#### [WORK INSTRUCTIONS]
Look for the string "options" and copy every line that has it.

#### [RECORDS FOR THIS EXERCISE]
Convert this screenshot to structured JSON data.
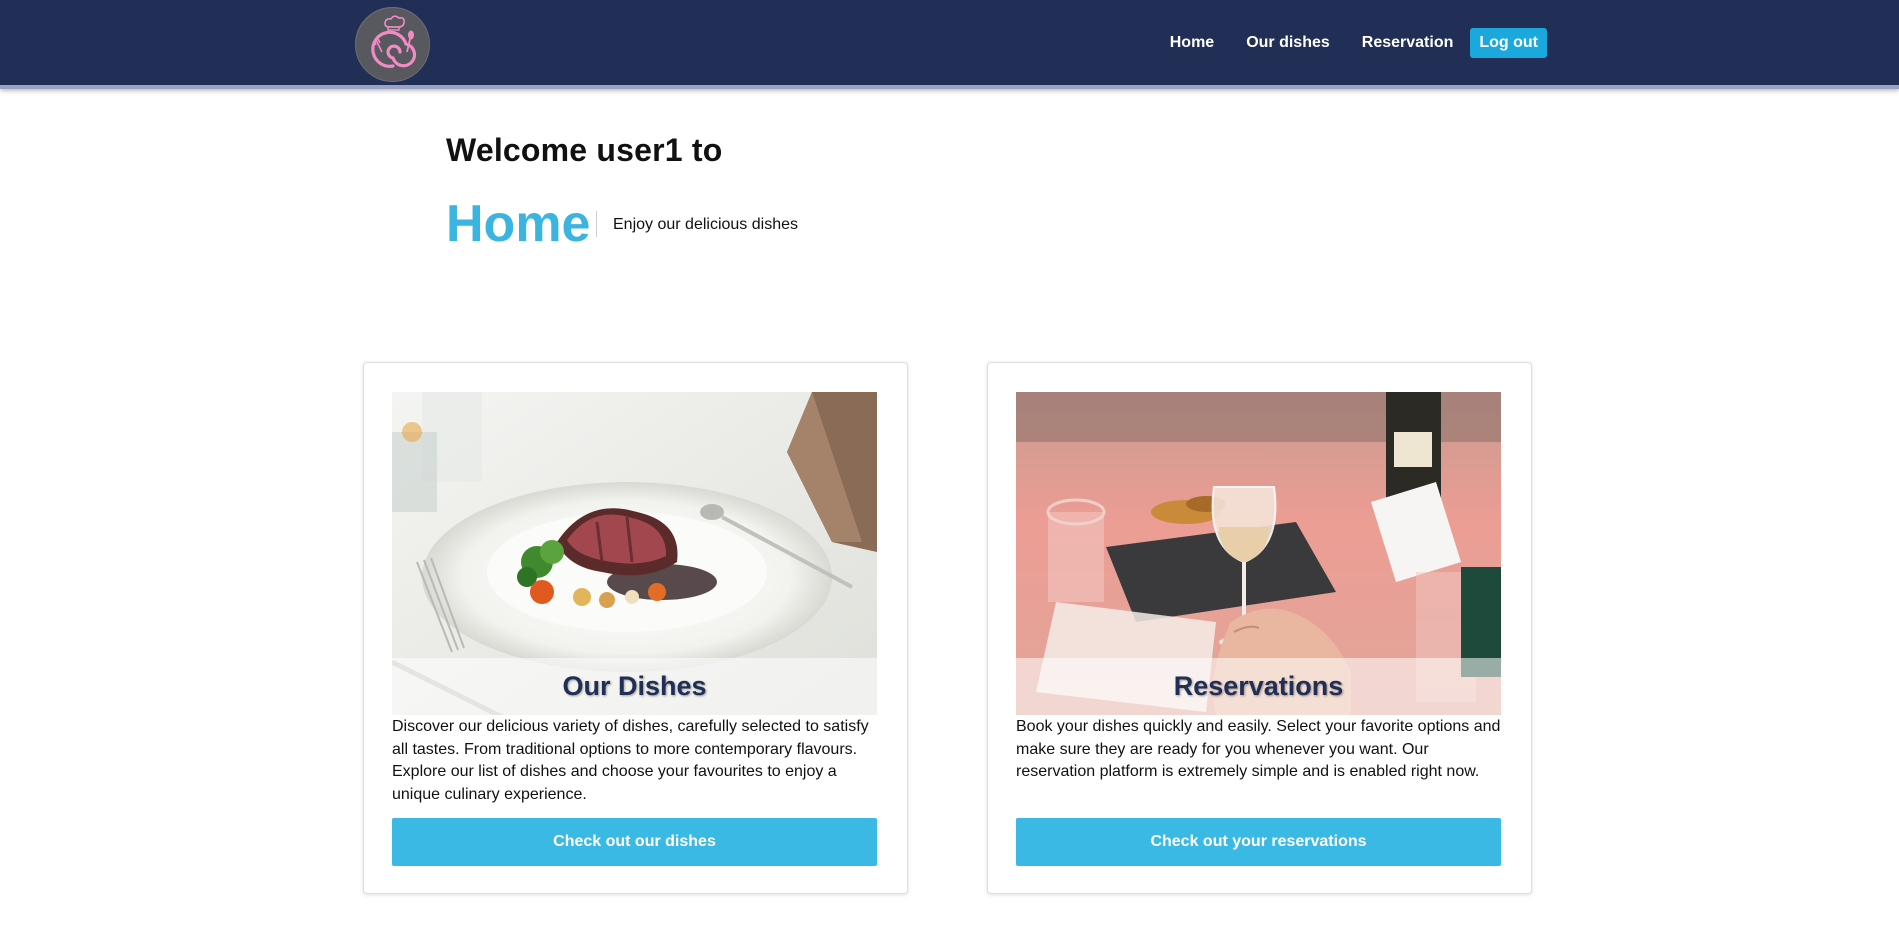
{
  "nav": {
    "logo_icon": "chef-logo-icon",
    "links": [
      "Home",
      "Our dishes",
      "Reservation"
    ],
    "logout_label": "Log out"
  },
  "hero": {
    "welcome": "Welcome user1 to",
    "title": "Home",
    "subtitle": "Enjoy our delicious dishes"
  },
  "cards": [
    {
      "title": "Our Dishes",
      "text": "Discover our delicious variety of dishes, carefully selected to satisfy all tastes. From traditional options to more contemporary flavours. Explore our list of dishes and choose your favourites to enjoy a unique culinary experience.",
      "button": "Check out our dishes"
    },
    {
      "title": "Reservations",
      "text": "Book your dishes quickly and easily. Select your favorite options and make sure they are ready for you whenever you want. Our reservation platform is extremely simple and is enabled right now.",
      "button": "Check out your reservations"
    }
  ],
  "colors": {
    "navbar": "#212e55",
    "accent": "#3bb9e5",
    "hero_title": "#3cb4e0"
  }
}
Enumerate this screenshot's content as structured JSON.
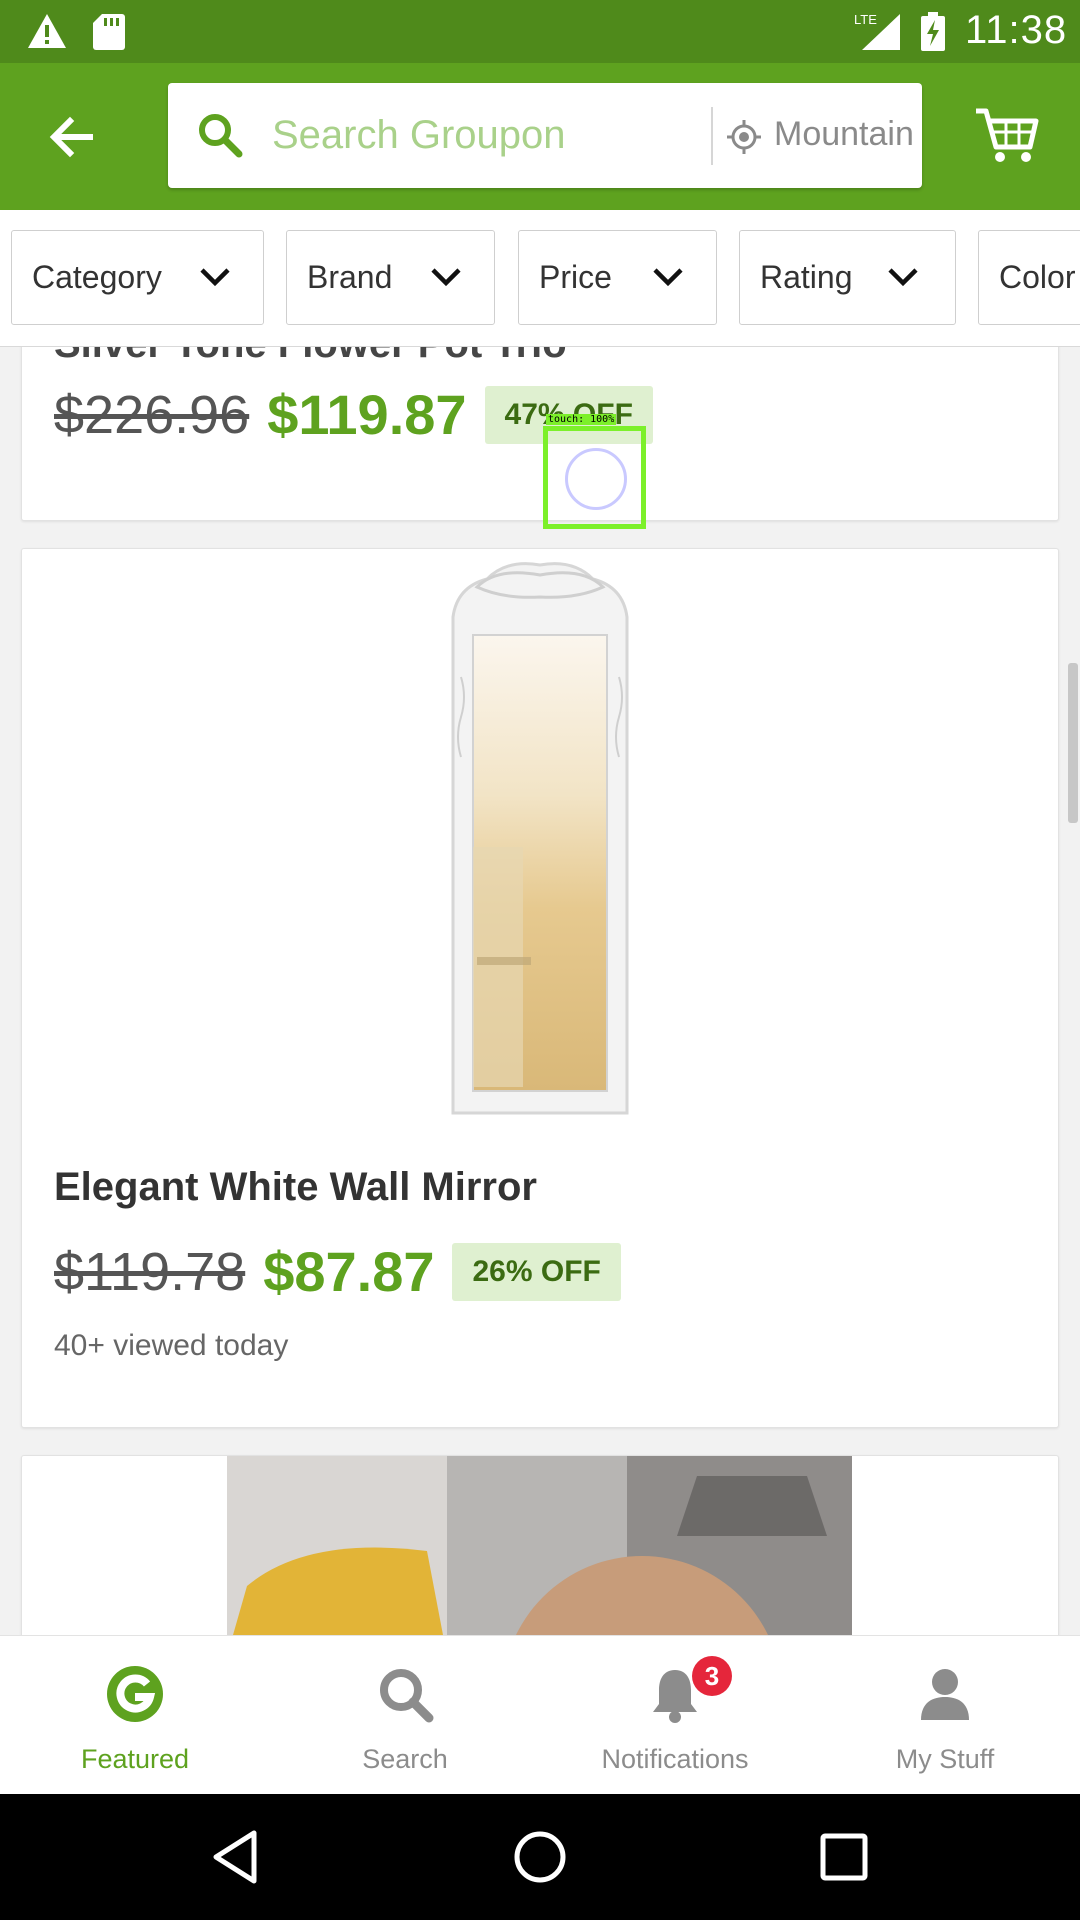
{
  "status_bar": {
    "time": "11:38",
    "network": "LTE",
    "icons": [
      "warning-icon",
      "sd-card-icon",
      "signal-icon",
      "battery-charging-icon"
    ]
  },
  "app_bar": {
    "search_placeholder": "Search Groupon",
    "location": "Mountain View",
    "icons": [
      "back-arrow-icon",
      "search-icon",
      "location-icon",
      "cart-icon"
    ],
    "accent_color": "#5ea21f"
  },
  "filters": [
    {
      "label": "Category"
    },
    {
      "label": "Brand"
    },
    {
      "label": "Price"
    },
    {
      "label": "Rating"
    },
    {
      "label": "Color"
    }
  ],
  "deals": [
    {
      "title": "Silver Tone Flower Pot Trio",
      "old_price": "$226.96",
      "new_price": "$119.87",
      "discount": "47% OFF"
    },
    {
      "title": "Elegant White Wall Mirror",
      "old_price": "$119.78",
      "new_price": "$87.87",
      "discount": "26% OFF",
      "viewed": "40+ viewed today"
    },
    {
      "title": ""
    }
  ],
  "touch_overlay": {
    "label": "touch: 100%"
  },
  "bottom_nav": {
    "items": [
      {
        "label": "Featured",
        "icon": "groupon-g-icon",
        "active": true
      },
      {
        "label": "Search",
        "icon": "search-icon"
      },
      {
        "label": "Notifications",
        "icon": "bell-icon",
        "badge": "3"
      },
      {
        "label": "My Stuff",
        "icon": "person-icon"
      }
    ]
  },
  "system_nav": {
    "icons": [
      "back-triangle-icon",
      "home-circle-icon",
      "recents-square-icon"
    ]
  }
}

#### [SOLUTION BELOW]
      "text": "Discover our delicious variety of dishes, carefully selected to satisfy all tastes. From traditional options to more contemporary flavours. Explore our list of dishes and choose your favourites to enjoy a unique culinary experience.",
      "text": "Book your dishes quickly and easily. Select your favorite options and make sure they are ready for you whenever you want. Our reservation platform is extremely simple and is enabled right now.",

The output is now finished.